**What to do:**
Tell me how many lines in the data below hold the string "Esri", and say nothing else.

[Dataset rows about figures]

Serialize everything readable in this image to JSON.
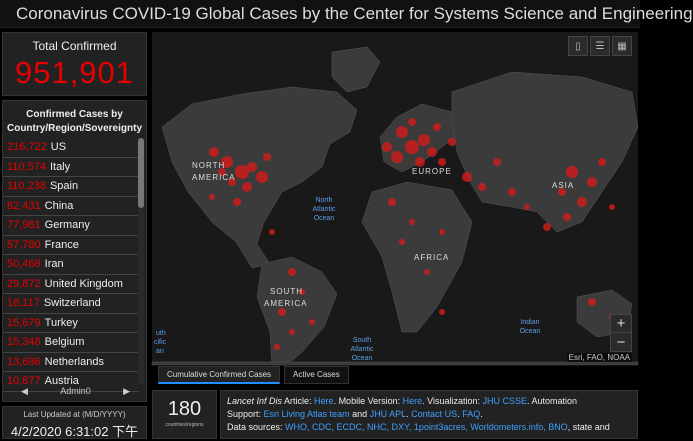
{
  "header": {
    "title": "Coronavirus COVID-19 Global Cases by the Center for Systems Science and Engineering"
  },
  "total": {
    "label": "Total Confirmed",
    "value": "951,901"
  },
  "list": {
    "heading_line1": "Confirmed Cases by",
    "heading_line2": "Country/Region/Sovereignty",
    "rows": [
      {
        "value": "216,722",
        "name": "US"
      },
      {
        "value": "110,574",
        "name": "Italy"
      },
      {
        "value": "110,238",
        "name": "Spain"
      },
      {
        "value": "82,431",
        "name": "China"
      },
      {
        "value": "77,981",
        "name": "Germany"
      },
      {
        "value": "57,780",
        "name": "France"
      },
      {
        "value": "50,468",
        "name": "Iran"
      },
      {
        "value": "29,872",
        "name": "United Kingdom"
      },
      {
        "value": "18,117",
        "name": "Switzerland"
      },
      {
        "value": "15,679",
        "name": "Turkey"
      },
      {
        "value": "15,348",
        "name": "Belgium"
      },
      {
        "value": "13,696",
        "name": "Netherlands"
      },
      {
        "value": "10,877",
        "name": "Austria"
      }
    ],
    "pager_label": "Admin0"
  },
  "updated": {
    "label": "Last Updated at (M/D/YYYY)",
    "value": "4/2/2020 6:31:02 下午"
  },
  "map": {
    "labels": {
      "north_america": [
        "NORTH",
        "AMERICA"
      ],
      "south_america": [
        "SOUTH",
        "AMERICA"
      ],
      "europe": "EUROPE",
      "asia": "ASIA",
      "africa": "AFRICA",
      "north_atlantic": [
        "North",
        "Atlantic",
        "Ocean"
      ],
      "south_atlantic": [
        "South",
        "Atlantic",
        "Ocean"
      ],
      "indian": [
        "Indian",
        "Ocean"
      ],
      "pacific_partial": [
        "uth",
        "cific",
        "an"
      ]
    },
    "attribution": "Esri, FAO, NOAA",
    "zoom_in": "+",
    "zoom_out": "−",
    "tools": [
      "bookmark-icon",
      "list-icon",
      "grid-icon"
    ]
  },
  "tabs": [
    {
      "label": "Cumulative Confirmed Cases",
      "active": true
    },
    {
      "label": "Active Cases",
      "active": false
    }
  ],
  "count": {
    "value": "180",
    "label": "countries/regions"
  },
  "info": {
    "line1_pre": "Lancet Inf Dis",
    "line1_article": " Article: ",
    "line1_here1": "Here",
    "line1_mobile": ". Mobile Version: ",
    "line1_here2": "Here",
    "line1_viz": ". Visualization: ",
    "line1_jhu": "JHU CSSE",
    "line1_auto": ". Automation",
    "line2_support": "Support: ",
    "line2_esri": "Esri Living Atlas team",
    "line2_and": " and ",
    "line2_apl": "JHU APL",
    "line2_dot": ". ",
    "line2_contact": "Contact US",
    "line2_dot2": ". ",
    "line2_faq": "FAQ",
    "line2_end": ".",
    "line3_ds": "Data sources: ",
    "line3_sources": "WHO, CDC, ECDC, NHC, DXY, 1point3acres, Worldometers.info, BNO",
    "line3_end": ", state and"
  }
}
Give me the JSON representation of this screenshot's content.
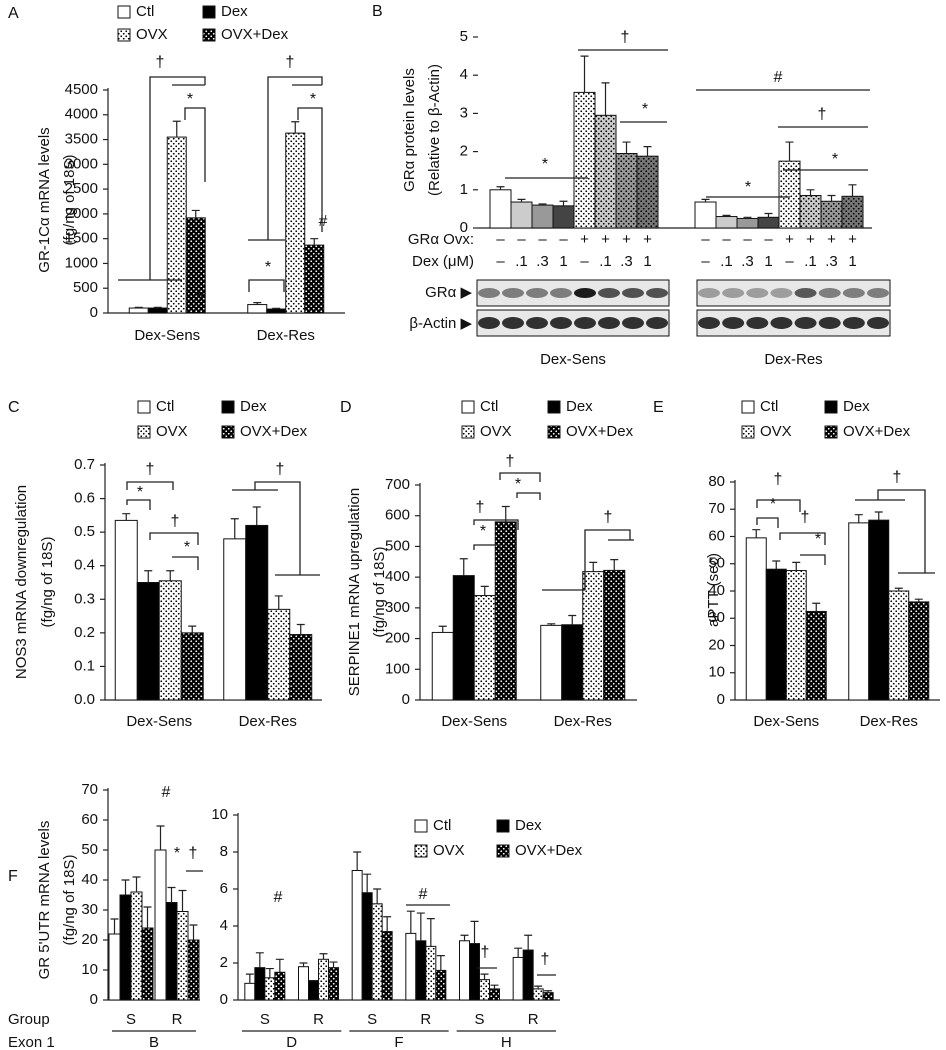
{
  "chart_data": [
    {
      "type": "bar",
      "label": "A",
      "ylabel": [
        "GR-1Cα mRNA levels",
        "(fg/ng of 18S)"
      ],
      "categories": [
        "Dex-Sens",
        "Dex-Res"
      ],
      "series": [
        {
          "name": "Ctl",
          "color": "#ffffff",
          "pattern": "solid",
          "values": [
            100,
            170
          ],
          "errors": [
            15,
            40
          ]
        },
        {
          "name": "Dex",
          "color": "#000000",
          "pattern": "solid",
          "values": [
            100,
            80
          ],
          "errors": [
            15,
            15
          ]
        },
        {
          "name": "OVX",
          "color": "#ffffff",
          "pattern": "dots",
          "values": [
            3550,
            3630
          ],
          "errors": [
            320,
            230
          ]
        },
        {
          "name": "OVX+Dex",
          "color": "#000000",
          "pattern": "dots",
          "values": [
            1920,
            1370
          ],
          "errors": [
            150,
            130
          ]
        }
      ],
      "ylim": [
        0,
        4500
      ],
      "yticks": [
        0,
        500,
        1000,
        1500,
        2000,
        2500,
        3000,
        3500,
        4000,
        4500
      ],
      "annotations": [
        "†",
        "*",
        "†",
        "*",
        "#",
        "*",
        "#"
      ]
    },
    {
      "type": "bar",
      "label": "B",
      "ylabel": [
        "GRα protein levels",
        "(Relative to β-Actin)"
      ],
      "groups": [
        "Dex-Sens",
        "Dex-Res"
      ],
      "values": [
        1.0,
        0.68,
        0.6,
        0.58,
        3.55,
        2.95,
        1.95,
        1.88,
        0.68,
        0.3,
        0.25,
        0.28,
        1.75,
        0.85,
        0.7,
        0.83
      ],
      "errors": [
        0.08,
        0.07,
        0.03,
        0.12,
        0.95,
        0.85,
        0.3,
        0.25,
        0.07,
        0.03,
        0.03,
        0.1,
        0.5,
        0.15,
        0.15,
        0.3
      ],
      "colors": [
        "#ffffff",
        "#cccccc",
        "#999999",
        "#444444",
        "#ffffff",
        "#cccccc",
        "#999999",
        "#777777",
        "#ffffff",
        "#cccccc",
        "#999999",
        "#444444",
        "#ffffff",
        "#cccccc",
        "#999999",
        "#777777"
      ],
      "dotted": [
        false,
        false,
        false,
        false,
        true,
        true,
        true,
        true,
        false,
        false,
        false,
        false,
        true,
        true,
        true,
        true
      ],
      "row_labels": [
        "GRα Ovx:",
        "Dex (μM)"
      ],
      "ovx": [
        "–",
        "–",
        "–",
        "–",
        "+",
        "+",
        "+",
        "+",
        "–",
        "–",
        "–",
        "–",
        "+",
        "+",
        "+",
        "+"
      ],
      "dex": [
        "–",
        ".1",
        ".3",
        "1",
        "–",
        ".1",
        ".3",
        "1",
        "–",
        ".1",
        ".3",
        "1",
        "–",
        ".1",
        ".3",
        "1"
      ],
      "blot_labels": [
        "GRα ▶",
        "β-Actin ▶"
      ],
      "ylim": [
        0,
        5
      ],
      "yticks": [
        0,
        1,
        2,
        3,
        4,
        5
      ],
      "annotations": [
        "*",
        "†",
        "*",
        "#",
        "†",
        "*",
        "*"
      ]
    },
    {
      "type": "bar",
      "label": "C",
      "ylabel": [
        "NOS3 mRNA downregulation",
        "(fg/ng of 18S)"
      ],
      "categories": [
        "Dex-Sens",
        "Dex-Res"
      ],
      "series": [
        {
          "name": "Ctl",
          "color": "#ffffff",
          "pattern": "solid",
          "values": [
            0.535,
            0.48
          ],
          "errors": [
            0.02,
            0.06
          ]
        },
        {
          "name": "Dex",
          "color": "#000000",
          "pattern": "solid",
          "values": [
            0.35,
            0.52
          ],
          "errors": [
            0.035,
            0.055
          ]
        },
        {
          "name": "OVX",
          "color": "#ffffff",
          "pattern": "dots",
          "values": [
            0.355,
            0.27
          ],
          "errors": [
            0.03,
            0.04
          ]
        },
        {
          "name": "OVX+Dex",
          "color": "#000000",
          "pattern": "dots",
          "values": [
            0.2,
            0.195
          ],
          "errors": [
            0.02,
            0.03
          ]
        }
      ],
      "ylim": [
        0,
        0.7
      ],
      "yticks": [
        {
          "value": 0,
          "label": "0.0"
        },
        0.1,
        0.2,
        0.3,
        0.4,
        0.5,
        0.6,
        0.7
      ],
      "annotations": [
        "†",
        "*",
        "†",
        "*",
        "†"
      ]
    },
    {
      "type": "bar",
      "label": "D",
      "ylabel": [
        "SERPINE1 mRNA upregulation",
        "(fg/ng of 18S)"
      ],
      "categories": [
        "Dex-Sens",
        "Dex-Res"
      ],
      "series": [
        {
          "name": "Ctl",
          "color": "#ffffff",
          "pattern": "solid",
          "values": [
            220,
            243
          ],
          "errors": [
            20,
            5
          ]
        },
        {
          "name": "Dex",
          "color": "#000000",
          "pattern": "solid",
          "values": [
            405,
            245
          ],
          "errors": [
            55,
            30
          ]
        },
        {
          "name": "OVX",
          "color": "#ffffff",
          "pattern": "dots",
          "values": [
            340,
            418
          ],
          "errors": [
            30,
            30
          ]
        },
        {
          "name": "OVX+Dex",
          "color": "#000000",
          "pattern": "dots",
          "values": [
            580,
            422
          ],
          "errors": [
            50,
            35
          ]
        }
      ],
      "ylim": [
        0,
        700
      ],
      "yticks": [
        0,
        100,
        200,
        300,
        400,
        500,
        600,
        700
      ],
      "annotations": [
        "*",
        "†",
        "†",
        "*",
        "†"
      ]
    },
    {
      "type": "bar",
      "label": "E",
      "ylabel": [
        "aPTT (sec)"
      ],
      "categories": [
        "Dex-Sens",
        "Dex-Res"
      ],
      "series": [
        {
          "name": "Ctl",
          "color": "#ffffff",
          "pattern": "solid",
          "values": [
            59.5,
            65
          ],
          "errors": [
            3,
            3
          ]
        },
        {
          "name": "Dex",
          "color": "#000000",
          "pattern": "solid",
          "values": [
            48,
            66
          ],
          "errors": [
            3,
            3
          ]
        },
        {
          "name": "OVX",
          "color": "#ffffff",
          "pattern": "dots",
          "values": [
            47.5,
            40
          ],
          "errors": [
            3,
            1
          ]
        },
        {
          "name": "OVX+Dex",
          "color": "#000000",
          "pattern": "dots",
          "values": [
            32.5,
            36
          ],
          "errors": [
            3,
            1
          ]
        }
      ],
      "ylim": [
        0,
        80
      ],
      "yticks": [
        0,
        10,
        20,
        30,
        40,
        50,
        60,
        70,
        80
      ],
      "annotations": [
        "†",
        "*",
        "†",
        "*",
        "†"
      ]
    },
    {
      "type": "bar",
      "label": "F",
      "ylabel": [
        "GR 5'UTR mRNA levels",
        "(fg/ng of 18S)"
      ],
      "row_labels": [
        "Group",
        "Exon 1"
      ],
      "categories": [
        "S",
        "R"
      ],
      "exons": [
        "B"
      ],
      "series": [
        {
          "name": "Ctl",
          "color": "#ffffff",
          "pattern": "solid",
          "values": [
            22,
            50
          ],
          "errors": [
            5,
            8
          ]
        },
        {
          "name": "Dex",
          "color": "#000000",
          "pattern": "solid",
          "values": [
            35,
            32.5
          ],
          "errors": [
            5,
            5
          ]
        },
        {
          "name": "OVX",
          "color": "#ffffff",
          "pattern": "dots",
          "values": [
            36,
            29.5
          ],
          "errors": [
            5,
            7
          ]
        },
        {
          "name": "OVX+Dex",
          "color": "#000000",
          "pattern": "dots",
          "values": [
            24,
            20
          ],
          "errors": [
            7,
            5
          ]
        }
      ],
      "ylim": [
        0,
        70
      ],
      "yticks": [
        0,
        10,
        20,
        30,
        40,
        50,
        60,
        70
      ],
      "annotations": [
        "#",
        "*",
        "†"
      ]
    },
    {
      "type": "bar",
      "categories": [
        "S",
        "R",
        "S",
        "R",
        "S",
        "R"
      ],
      "exons": [
        "D",
        "F",
        "H"
      ],
      "series": [
        {
          "name": "Ctl",
          "color": "#ffffff",
          "pattern": "solid",
          "values": [
            0.9,
            1.8,
            7.0,
            3.6,
            3.2,
            2.3
          ],
          "errors": [
            0.5,
            0.2,
            1.0,
            1.2,
            0.3,
            0.5
          ]
        },
        {
          "name": "Dex",
          "color": "#000000",
          "pattern": "solid",
          "values": [
            1.75,
            1.05,
            5.8,
            3.2,
            3.05,
            2.7
          ],
          "errors": [
            0.8,
            0.0,
            1.0,
            1.5,
            1.2,
            0.8
          ]
        },
        {
          "name": "OVX",
          "color": "#ffffff",
          "pattern": "dots",
          "values": [
            1.2,
            2.2,
            5.2,
            2.9,
            1.1,
            0.6
          ],
          "errors": [
            0.5,
            0.3,
            0.8,
            1.5,
            0.3,
            0.15
          ]
        },
        {
          "name": "OVX+Dex",
          "color": "#000000",
          "pattern": "dots",
          "values": [
            1.5,
            1.75,
            3.7,
            1.6,
            0.6,
            0.4
          ],
          "errors": [
            0.7,
            0.3,
            0.8,
            0.8,
            0.2,
            0.1
          ]
        }
      ],
      "ylim": [
        0,
        10
      ],
      "yticks": [
        0,
        2,
        4,
        6,
        8,
        10
      ],
      "annotations": [
        "#",
        "#",
        "†",
        "†"
      ]
    }
  ]
}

**Written solution:**
2